## WHAT YOU WILL DO
Rewrite all the lines below as a numbered list, skipping any blank lines and leaving out the pictures.

## STORED RECORDS
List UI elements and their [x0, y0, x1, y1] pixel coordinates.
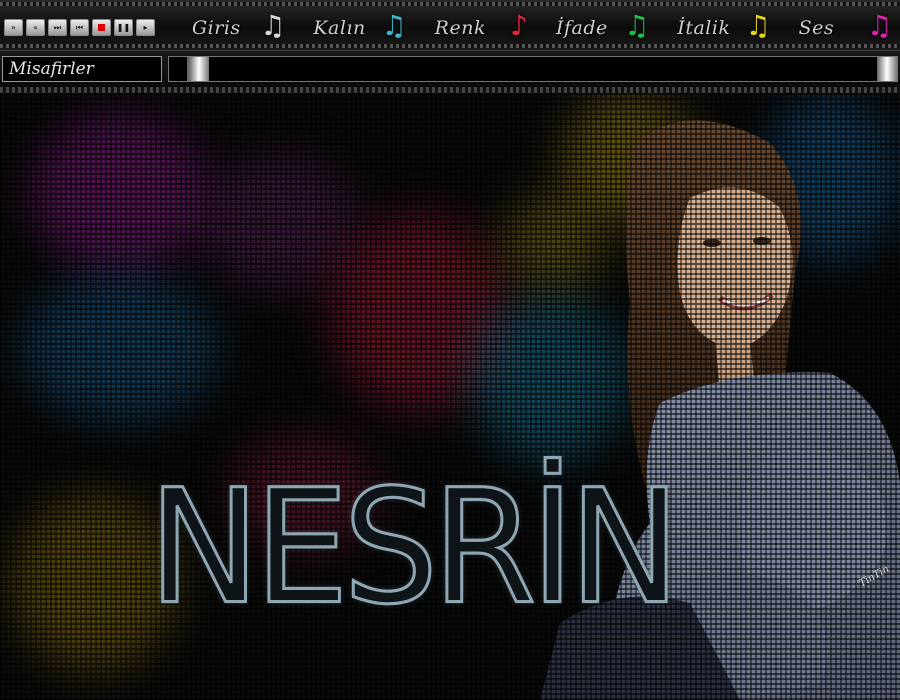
- menu-item-ifade[interactable]: İfade ♫: [536, 10, 657, 46]
- ticker-divider: [187, 57, 189, 81]
- music-note-icon: ♫: [260, 9, 286, 42]
- menu-item-label: Ses: [798, 17, 835, 39]
- top-toolbar: » « ⏭ ⏮ ❚❚ ▸ Giris ♫ Kalın ♫ Renk ♪ İfad…: [0, 0, 900, 51]
- ticker-left-handle[interactable]: [189, 57, 209, 81]
- fast-forward-icon: »: [11, 22, 16, 32]
- nav-menu: Giris ♫ Kalın ♫ Renk ♪ İfade ♫ İtalik ♫ …: [172, 10, 900, 46]
- menu-item-italik[interactable]: İtalik ♫: [657, 10, 778, 46]
- media-controls: » « ⏭ ⏮ ❚❚ ▸: [4, 19, 155, 36]
- menu-item-renk[interactable]: Renk ♪: [415, 10, 536, 46]
- stop-icon: [98, 24, 105, 31]
- fast-forward-button[interactable]: »: [4, 19, 23, 36]
- play-icon: ▸: [143, 22, 148, 32]
- menu-item-label: Renk: [434, 17, 486, 39]
- music-note-icon: ♪: [510, 9, 528, 42]
- stop-button[interactable]: [92, 19, 111, 36]
- menu-item-kalin[interactable]: Kalın ♫: [293, 10, 414, 46]
- menu-item-label: Kalın: [313, 17, 366, 39]
- menu-item-label: İfade: [555, 17, 608, 39]
- next-icon: ⏭: [53, 22, 62, 32]
- pause-button[interactable]: ❚❚: [114, 19, 133, 36]
- rewind-button[interactable]: «: [26, 19, 45, 36]
- banner-title: NESRİN: [147, 456, 683, 640]
- menu-item-label: İtalik: [677, 17, 731, 39]
- play-button[interactable]: ▸: [136, 19, 155, 36]
- music-note-icon: ♫: [624, 9, 650, 42]
- music-note-icon: ♫: [866, 9, 892, 42]
- pause-icon: ❚❚: [116, 22, 131, 32]
- previous-icon: ⏮: [75, 22, 84, 32]
- previous-button[interactable]: ⏮: [70, 19, 89, 36]
- menu-item-label: Giris: [192, 17, 241, 39]
- menu-item-ses[interactable]: Ses ♫: [779, 10, 900, 46]
- rewind-icon: «: [33, 22, 38, 32]
- ticker-right-handle[interactable]: [877, 57, 897, 81]
- next-button[interactable]: ⏭: [48, 19, 67, 36]
- secondary-bar: Misafirler: [0, 51, 900, 90]
- menu-item-giris[interactable]: Giris ♫: [172, 10, 293, 46]
- main-banner: TinTin NESRİN: [0, 93, 900, 700]
- guests-button[interactable]: Misafirler: [2, 56, 162, 82]
- music-note-icon: ♫: [745, 9, 771, 42]
- ticker-track: [168, 56, 898, 82]
- music-note-icon: ♫: [381, 9, 407, 42]
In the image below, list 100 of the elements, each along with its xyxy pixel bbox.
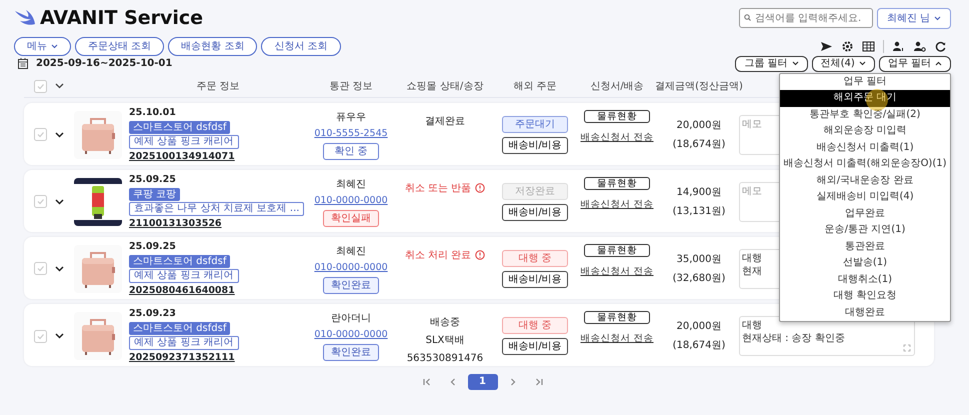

## REPLY TO THE EXERCISE
1. List UI elements and their [x0, y0, x1, y1] pixel coordinates.
2. - menu-item-ifade[interactable]: İfade ♫: [536, 10, 657, 46]
3. - ticker-divider: [187, 57, 189, 81]
4. - music-note-icon: ♫: [260, 9, 286, 42]
5. - menu-item-label: Ses: [798, 17, 835, 39]
6. - top-toolbar: » « ⏭ ⏮ ❚❚ ▸ Giris ♫ Kalın ♫ Renk ♪ İfad…: [0, 0, 900, 51]
7. - ticker-left-handle[interactable]: [189, 57, 209, 81]
8. - fast-forward-icon: »: [11, 22, 16, 32]
9. - nav-menu: Giris ♫ Kalın ♫ Renk ♪ İfade ♫ İtalik ♫ …: [172, 10, 900, 46]
10. - menu-item-italik[interactable]: İtalik ♫: [657, 10, 778, 46]
11. - media-controls: » « ⏭ ⏮ ❚❚ ▸: [4, 19, 155, 36]
12. - menu-item-renk[interactable]: Renk ♪: [415, 10, 536, 46]
13. - stop-icon: [98, 24, 105, 31]
14. - fast-forward-button[interactable]: »: [4, 19, 23, 36]
15. - play-icon: ▸: [143, 22, 148, 32]
16. - menu-item-label: Renk: [434, 17, 486, 39]
17. - music-note-icon: ♪: [510, 9, 528, 42]
18. - stop-button[interactable]: [92, 19, 111, 36]
19. - menu-item-kalin[interactable]: Kalın ♫: [293, 10, 414, 46]
20. - menu-item-label: Kalın: [313, 17, 366, 39]
21. - menu-item-label: İfade: [555, 17, 608, 39]
22. - next-icon: ⏭: [53, 22, 62, 32]
23. - pause-button[interactable]: ❚❚: [114, 19, 133, 36]
24. - rewind-button[interactable]: «: [26, 19, 45, 36]
25. - banner-title: NESRİN: [147, 456, 683, 640]
26. - menu-item-label: İtalik: [677, 17, 731, 39]
27. - play-button[interactable]: ▸: [136, 19, 155, 36]
28. - music-note-icon: ♫: [624, 9, 650, 42]
29. - music-note-icon: ♫: [866, 9, 892, 42]
30. - pause-icon: ❚❚: [116, 22, 131, 32]
31. - previous-icon: ⏮: [75, 22, 84, 32]
32. - previous-button[interactable]: ⏮: [70, 19, 89, 36]
33. - menu-item-label: Giris: [192, 17, 241, 39]
34. - menu-item-ses[interactable]: Ses ♫: [779, 10, 900, 46]
35. - rewind-icon: «: [33, 22, 38, 32]
36. - ticker-right-handle[interactable]: [877, 57, 897, 81]
37. - next-button[interactable]: ⏭: [48, 19, 67, 36]
38. - secondary-bar: Misafirler: [0, 51, 900, 90]
39. - menu-item-giris[interactable]: Giris ♫: [172, 10, 293, 46]
40. - main-banner: TinTin NESRİN: [0, 93, 900, 700]
41. - guests-button[interactable]: Misafirler: [2, 56, 162, 82]
42. - music-note-icon: ♫: [745, 9, 771, 42]
43. - ticker-track: [168, 56, 898, 82]
44. - music-note-icon: ♫: [381, 9, 407, 42]
45. In the image below, list 100 of the elements, each along with its xyxy pixel bbox.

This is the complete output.